• Your instructions
Restate the whole of the material. Keep every word, and drop the pictures.

• Dataset records
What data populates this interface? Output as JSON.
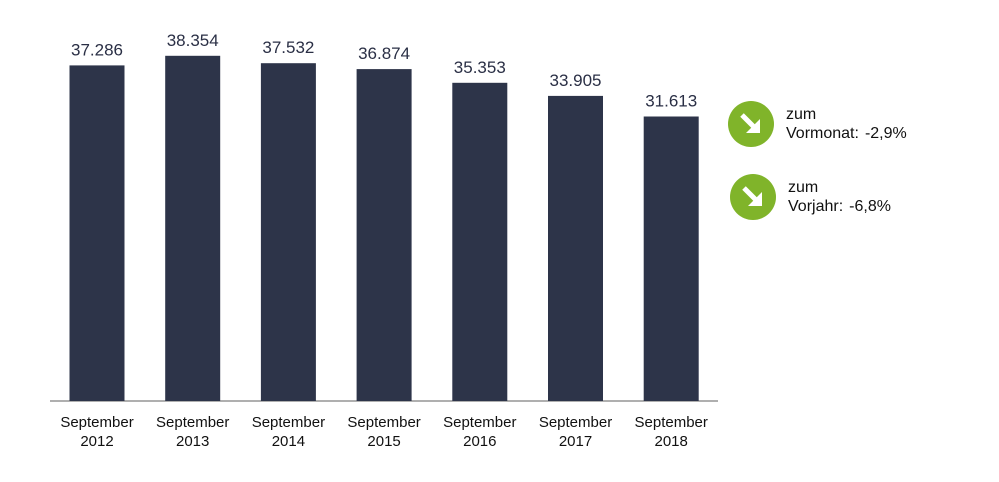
{
  "chart_data": {
    "type": "bar",
    "categories": [
      [
        "September",
        "2012"
      ],
      [
        "September",
        "2013"
      ],
      [
        "September",
        "2014"
      ],
      [
        "September",
        "2015"
      ],
      [
        "September",
        "2016"
      ],
      [
        "September",
        "2017"
      ],
      [
        "September",
        "2018"
      ]
    ],
    "values": [
      37286,
      38354,
      37532,
      36874,
      35353,
      33905,
      31613
    ],
    "value_labels": [
      "37.286",
      "38.354",
      "37.532",
      "36.874",
      "35.353",
      "33.905",
      "31.613"
    ],
    "ylim": [
      0,
      40000
    ],
    "grid": false,
    "bar_color": "#2d3449"
  },
  "changes": [
    {
      "line1": "zum",
      "label": "Vormonat:",
      "value": "-2,9%",
      "icon": "arrow-down-right-icon",
      "color": "#80b42a"
    },
    {
      "line1": "zum",
      "label": "Vorjahr:",
      "value": "-6,8%",
      "icon": "arrow-down-right-icon",
      "color": "#80b42a"
    }
  ]
}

• Solution to the problem
What data populates this interface? Output as JSON.
{
  "chart_data": {
    "type": "bar",
    "categories": [
      [
        "September",
        "2012"
      ],
      [
        "September",
        "2013"
      ],
      [
        "September",
        "2014"
      ],
      [
        "September",
        "2015"
      ],
      [
        "September",
        "2016"
      ],
      [
        "September",
        "2017"
      ],
      [
        "September",
        "2018"
      ]
    ],
    "values": [
      37286,
      38354,
      37532,
      36874,
      35353,
      33905,
      31613
    ],
    "value_labels": [
      "37.286",
      "38.354",
      "37.532",
      "36.874",
      "35.353",
      "33.905",
      "31.613"
    ],
    "ylim": [
      0,
      40000
    ],
    "grid": false,
    "bar_color": "#2d3449"
  },
  "changes": [
    {
      "line1": "zum",
      "label": "Vormonat:",
      "value": "-2,9%",
      "icon": "arrow-down-right-icon",
      "color": "#80b42a"
    },
    {
      "line1": "zum",
      "label": "Vorjahr:",
      "value": "-6,8%",
      "icon": "arrow-down-right-icon",
      "color": "#80b42a"
    }
  ]
}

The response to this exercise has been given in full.